## [TASK MATERIAL]

==========

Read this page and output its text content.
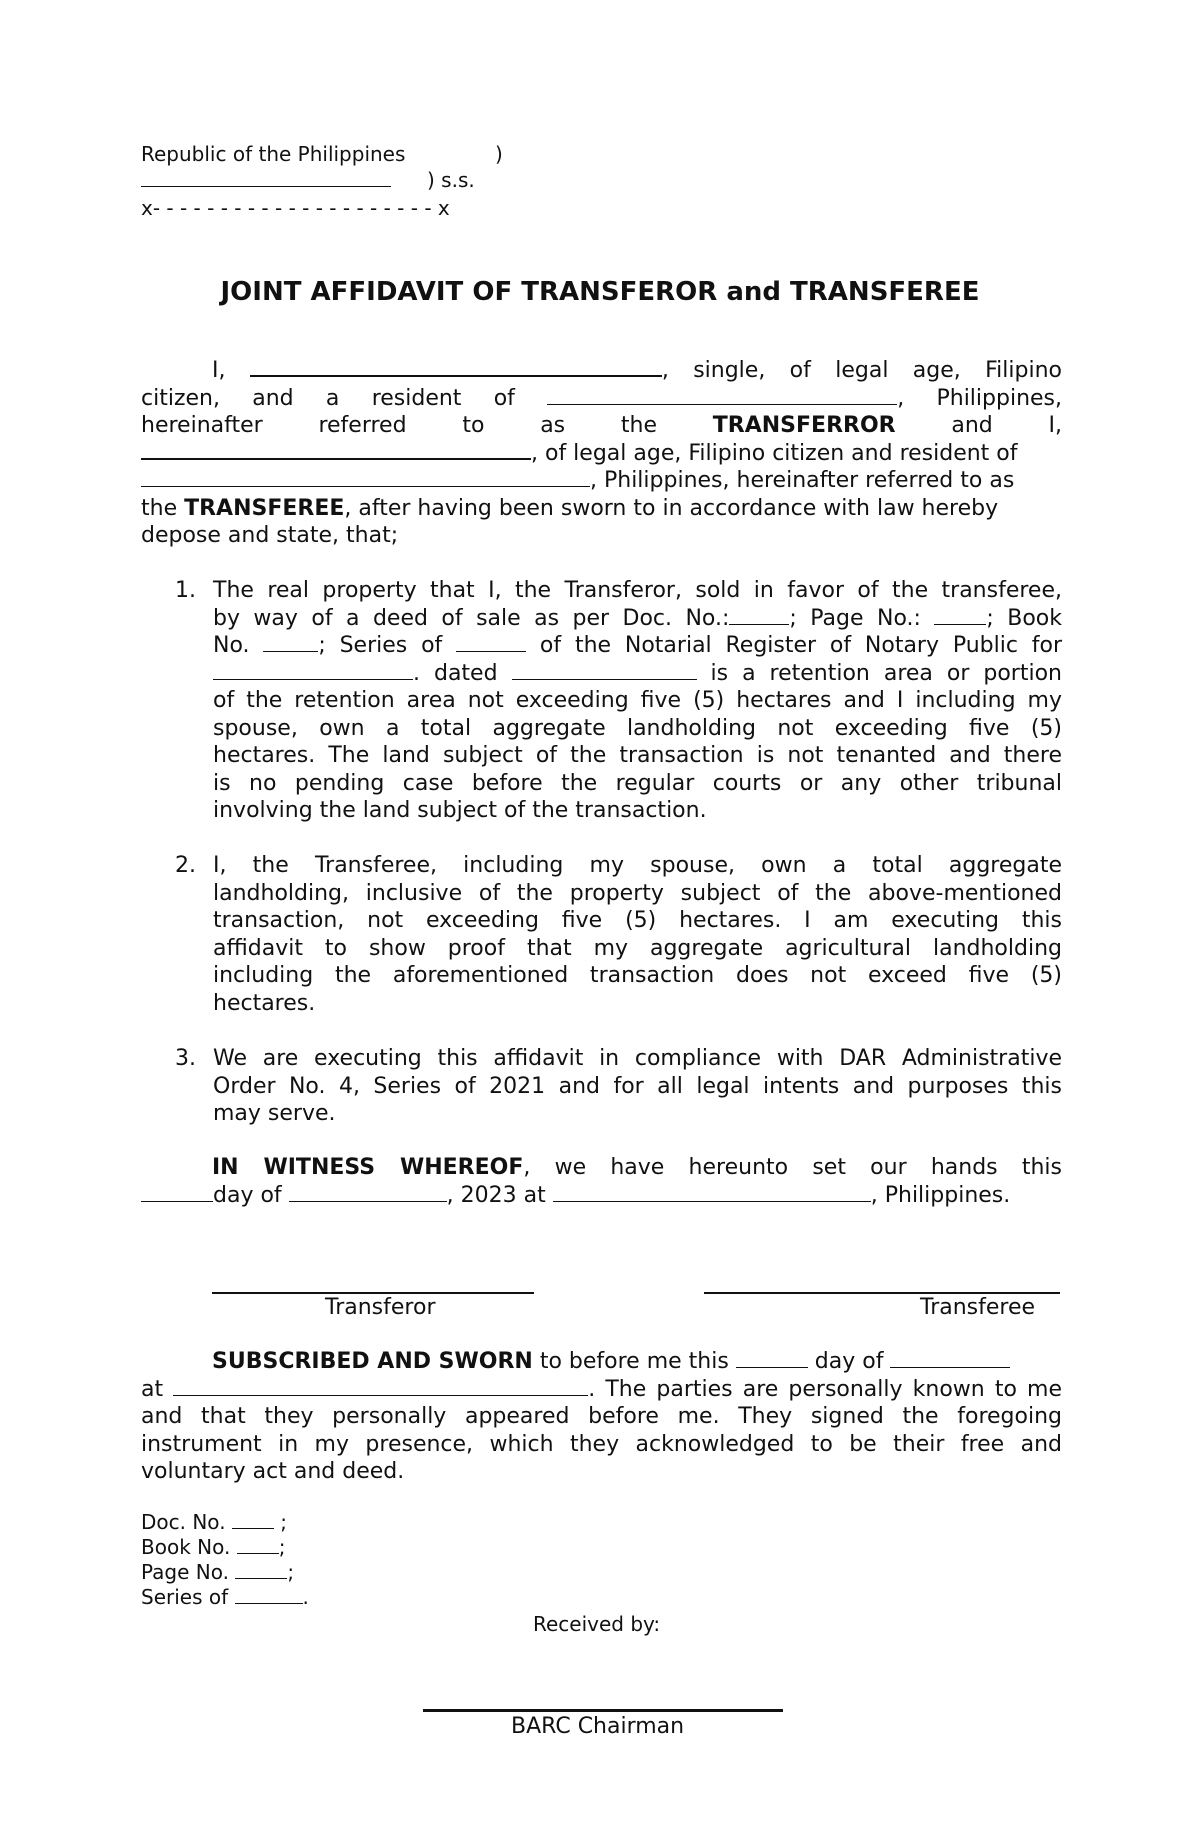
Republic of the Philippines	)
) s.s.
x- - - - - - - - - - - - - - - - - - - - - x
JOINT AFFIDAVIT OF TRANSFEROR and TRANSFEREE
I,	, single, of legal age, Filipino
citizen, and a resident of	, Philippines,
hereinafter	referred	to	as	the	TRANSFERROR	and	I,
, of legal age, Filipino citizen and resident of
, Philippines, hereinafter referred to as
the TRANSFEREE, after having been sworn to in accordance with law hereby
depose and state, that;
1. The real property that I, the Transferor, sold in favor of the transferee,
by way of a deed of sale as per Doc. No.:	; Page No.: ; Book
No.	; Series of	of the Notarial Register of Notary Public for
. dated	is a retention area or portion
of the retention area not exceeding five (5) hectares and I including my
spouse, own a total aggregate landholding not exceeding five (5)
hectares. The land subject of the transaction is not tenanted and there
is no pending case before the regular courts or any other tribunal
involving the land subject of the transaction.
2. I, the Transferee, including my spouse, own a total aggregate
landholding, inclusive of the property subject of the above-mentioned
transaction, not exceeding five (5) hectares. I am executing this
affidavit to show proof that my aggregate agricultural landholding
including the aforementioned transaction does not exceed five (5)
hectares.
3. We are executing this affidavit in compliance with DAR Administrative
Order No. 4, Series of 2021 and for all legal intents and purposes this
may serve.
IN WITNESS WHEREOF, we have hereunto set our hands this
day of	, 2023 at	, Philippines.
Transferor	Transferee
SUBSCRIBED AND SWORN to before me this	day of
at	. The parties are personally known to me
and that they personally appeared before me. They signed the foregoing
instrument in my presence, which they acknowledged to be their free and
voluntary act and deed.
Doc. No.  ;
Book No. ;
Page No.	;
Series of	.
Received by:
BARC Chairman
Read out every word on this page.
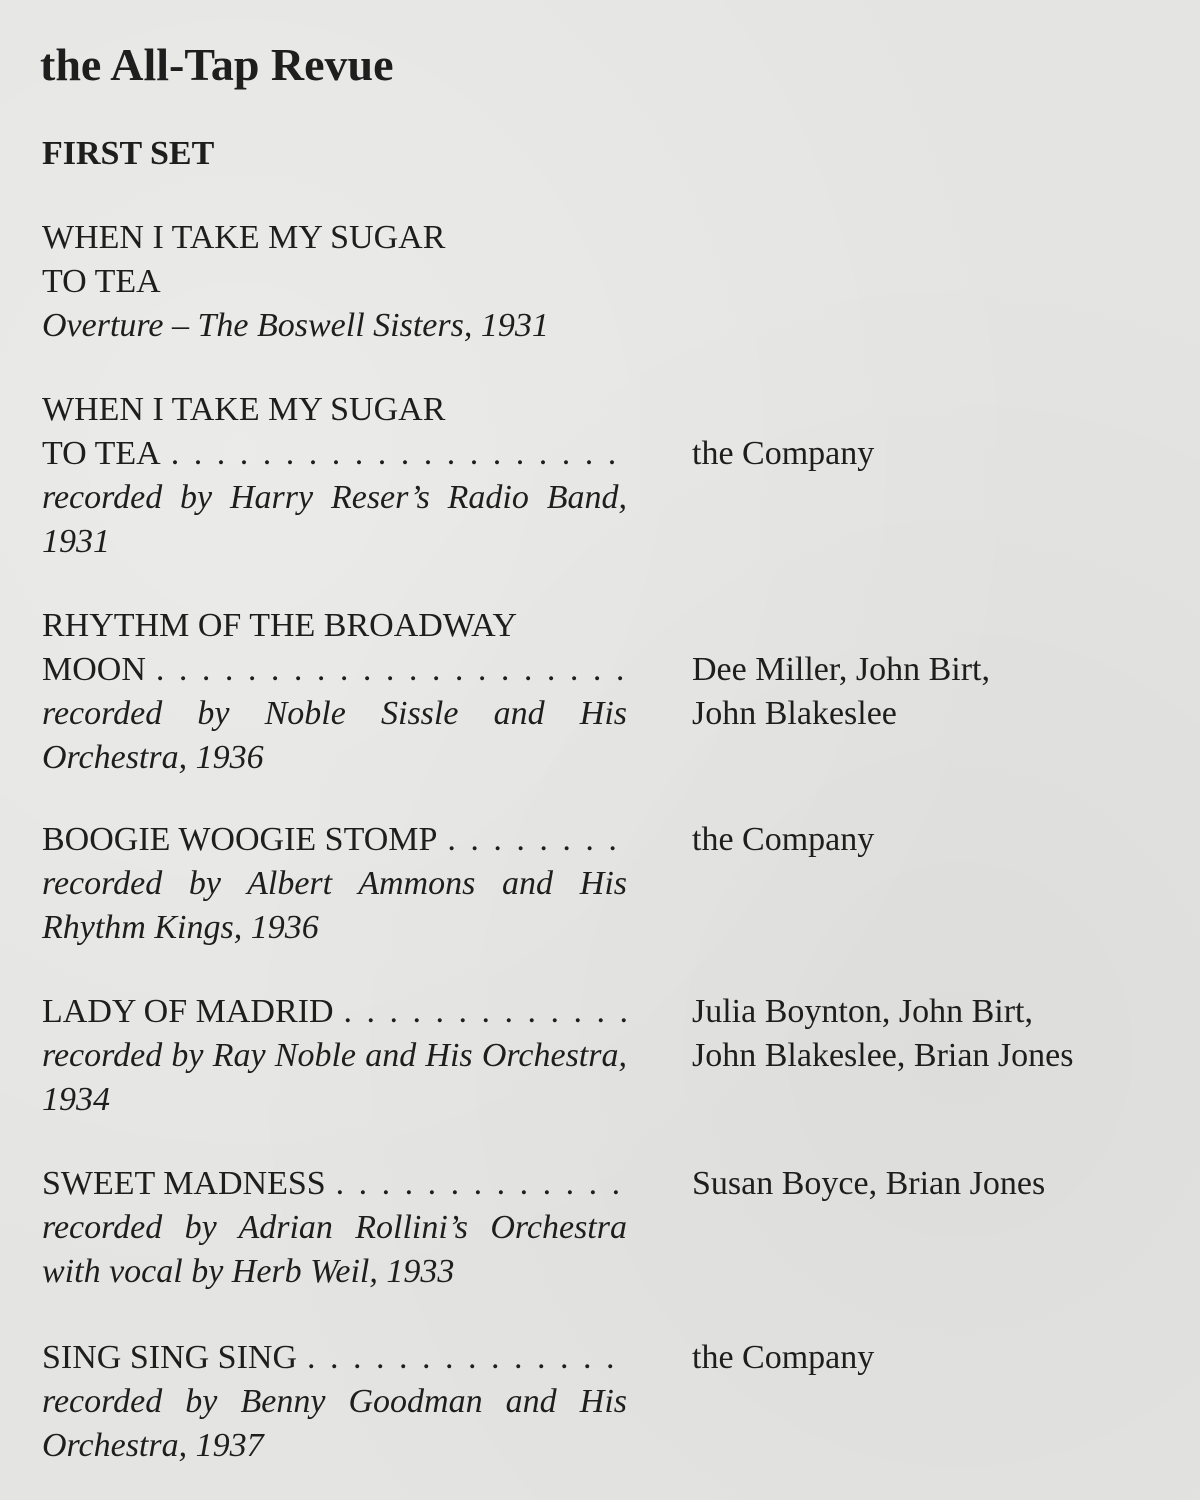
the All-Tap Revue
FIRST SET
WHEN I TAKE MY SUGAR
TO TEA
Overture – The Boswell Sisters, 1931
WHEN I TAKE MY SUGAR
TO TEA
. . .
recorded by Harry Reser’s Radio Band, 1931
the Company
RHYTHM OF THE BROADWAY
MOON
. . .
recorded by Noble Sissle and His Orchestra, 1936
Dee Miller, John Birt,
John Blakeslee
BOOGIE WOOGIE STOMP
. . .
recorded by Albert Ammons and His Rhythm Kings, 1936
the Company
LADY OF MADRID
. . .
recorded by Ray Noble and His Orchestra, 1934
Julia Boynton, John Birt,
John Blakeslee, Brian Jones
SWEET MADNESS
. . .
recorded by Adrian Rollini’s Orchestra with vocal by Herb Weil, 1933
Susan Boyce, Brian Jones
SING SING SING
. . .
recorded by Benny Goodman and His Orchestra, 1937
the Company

==========

## [WHAT YOU SHOULD DO]
The word "that" may appear on some lines of these records; state how many such lines there are, and nothing else.

## [OUTPUT FOR THIS TASK]
4